Exercise input
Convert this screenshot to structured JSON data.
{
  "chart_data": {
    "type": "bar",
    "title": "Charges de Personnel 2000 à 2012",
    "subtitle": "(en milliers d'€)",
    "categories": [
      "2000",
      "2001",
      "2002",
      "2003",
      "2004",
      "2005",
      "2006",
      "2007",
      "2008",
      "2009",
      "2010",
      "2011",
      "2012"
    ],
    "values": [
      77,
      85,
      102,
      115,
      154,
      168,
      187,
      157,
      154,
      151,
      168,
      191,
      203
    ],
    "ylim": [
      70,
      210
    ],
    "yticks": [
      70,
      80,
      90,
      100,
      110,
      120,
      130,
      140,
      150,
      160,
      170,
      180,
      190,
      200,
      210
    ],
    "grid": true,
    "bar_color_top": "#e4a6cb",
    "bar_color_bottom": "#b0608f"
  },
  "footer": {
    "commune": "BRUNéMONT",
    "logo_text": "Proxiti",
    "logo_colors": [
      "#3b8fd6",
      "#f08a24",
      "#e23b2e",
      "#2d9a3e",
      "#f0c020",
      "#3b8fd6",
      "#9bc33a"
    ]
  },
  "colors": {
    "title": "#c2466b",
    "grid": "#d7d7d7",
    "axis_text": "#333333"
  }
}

What you need to do
Restate the records, all of them, precisely as written.

Solution
Convert this screenshot to structured JSON data.
{
  "chart_data": {
    "type": "bar",
    "title": "Charges de Personnel 2000 à 2012",
    "subtitle": "(en milliers d'€)",
    "categories": [
      "2000",
      "2001",
      "2002",
      "2003",
      "2004",
      "2005",
      "2006",
      "2007",
      "2008",
      "2009",
      "2010",
      "2011",
      "2012"
    ],
    "values": [
      77,
      85,
      102,
      115,
      154,
      168,
      187,
      157,
      154,
      151,
      168,
      191,
      203
    ],
    "ylim": [
      70,
      210
    ],
    "yticks": [
      70,
      80,
      90,
      100,
      110,
      120,
      130,
      140,
      150,
      160,
      170,
      180,
      190,
      200,
      210
    ],
    "grid": true,
    "bar_color_top": "#e4a6cb",
    "bar_color_bottom": "#b0608f"
  },
  "footer": {
    "commune": "BRUNéMONT",
    "logo_text": "Proxiti",
    "logo_colors": [
      "#3b8fd6",
      "#f08a24",
      "#e23b2e",
      "#2d9a3e",
      "#f0c020",
      "#3b8fd6",
      "#9bc33a"
    ]
  },
  "colors": {
    "title": "#c2466b",
    "grid": "#d7d7d7",
    "axis_text": "#333333"
  }
}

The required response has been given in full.